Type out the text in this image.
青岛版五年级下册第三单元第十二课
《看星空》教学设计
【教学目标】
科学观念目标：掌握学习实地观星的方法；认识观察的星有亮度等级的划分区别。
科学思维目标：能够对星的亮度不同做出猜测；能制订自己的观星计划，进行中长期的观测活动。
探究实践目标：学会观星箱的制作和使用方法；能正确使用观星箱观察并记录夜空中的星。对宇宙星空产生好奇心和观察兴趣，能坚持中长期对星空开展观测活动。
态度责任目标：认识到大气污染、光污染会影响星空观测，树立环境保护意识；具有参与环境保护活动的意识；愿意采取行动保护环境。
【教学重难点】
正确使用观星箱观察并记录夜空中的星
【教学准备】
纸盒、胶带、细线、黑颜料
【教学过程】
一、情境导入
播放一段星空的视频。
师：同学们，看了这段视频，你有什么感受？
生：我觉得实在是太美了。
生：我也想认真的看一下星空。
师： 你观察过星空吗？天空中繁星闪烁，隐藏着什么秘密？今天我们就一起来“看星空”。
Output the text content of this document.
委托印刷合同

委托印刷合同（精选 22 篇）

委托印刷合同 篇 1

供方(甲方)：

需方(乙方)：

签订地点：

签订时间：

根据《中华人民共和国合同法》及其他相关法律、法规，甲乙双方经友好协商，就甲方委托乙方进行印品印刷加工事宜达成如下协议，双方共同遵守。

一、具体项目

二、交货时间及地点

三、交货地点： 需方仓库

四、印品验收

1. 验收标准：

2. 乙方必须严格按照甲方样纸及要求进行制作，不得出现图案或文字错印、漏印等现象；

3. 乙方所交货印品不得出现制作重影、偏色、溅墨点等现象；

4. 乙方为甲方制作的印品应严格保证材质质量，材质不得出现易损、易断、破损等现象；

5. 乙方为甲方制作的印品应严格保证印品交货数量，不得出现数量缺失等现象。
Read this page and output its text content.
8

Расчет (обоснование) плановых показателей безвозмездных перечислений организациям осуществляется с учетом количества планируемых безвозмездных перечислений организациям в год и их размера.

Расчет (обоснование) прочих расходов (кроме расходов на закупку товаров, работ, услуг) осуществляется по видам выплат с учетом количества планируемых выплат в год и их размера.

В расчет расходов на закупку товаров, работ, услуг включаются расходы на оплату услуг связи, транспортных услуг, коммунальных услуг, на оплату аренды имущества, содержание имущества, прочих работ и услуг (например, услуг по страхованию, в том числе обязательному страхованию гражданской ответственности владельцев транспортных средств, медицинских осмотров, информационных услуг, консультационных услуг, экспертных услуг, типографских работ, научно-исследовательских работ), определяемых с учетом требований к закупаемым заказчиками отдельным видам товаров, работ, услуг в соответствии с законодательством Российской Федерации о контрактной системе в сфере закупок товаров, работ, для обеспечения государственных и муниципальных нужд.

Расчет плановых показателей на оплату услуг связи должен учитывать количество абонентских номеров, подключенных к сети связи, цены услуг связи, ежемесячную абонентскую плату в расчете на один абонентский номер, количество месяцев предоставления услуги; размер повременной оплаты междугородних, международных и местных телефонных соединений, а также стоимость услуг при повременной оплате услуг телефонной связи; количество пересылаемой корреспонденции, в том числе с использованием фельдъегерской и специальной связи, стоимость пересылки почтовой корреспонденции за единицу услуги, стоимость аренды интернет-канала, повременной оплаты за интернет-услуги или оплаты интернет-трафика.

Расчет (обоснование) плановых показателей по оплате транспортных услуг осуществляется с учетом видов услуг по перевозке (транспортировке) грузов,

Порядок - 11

##############################

**What to produce:** Go through the data above and find the lines with the word "this". Copy each of those lines.

**Solution:**
Type out the text in this image.
Output the text content of this document.
Read this page and output its text content.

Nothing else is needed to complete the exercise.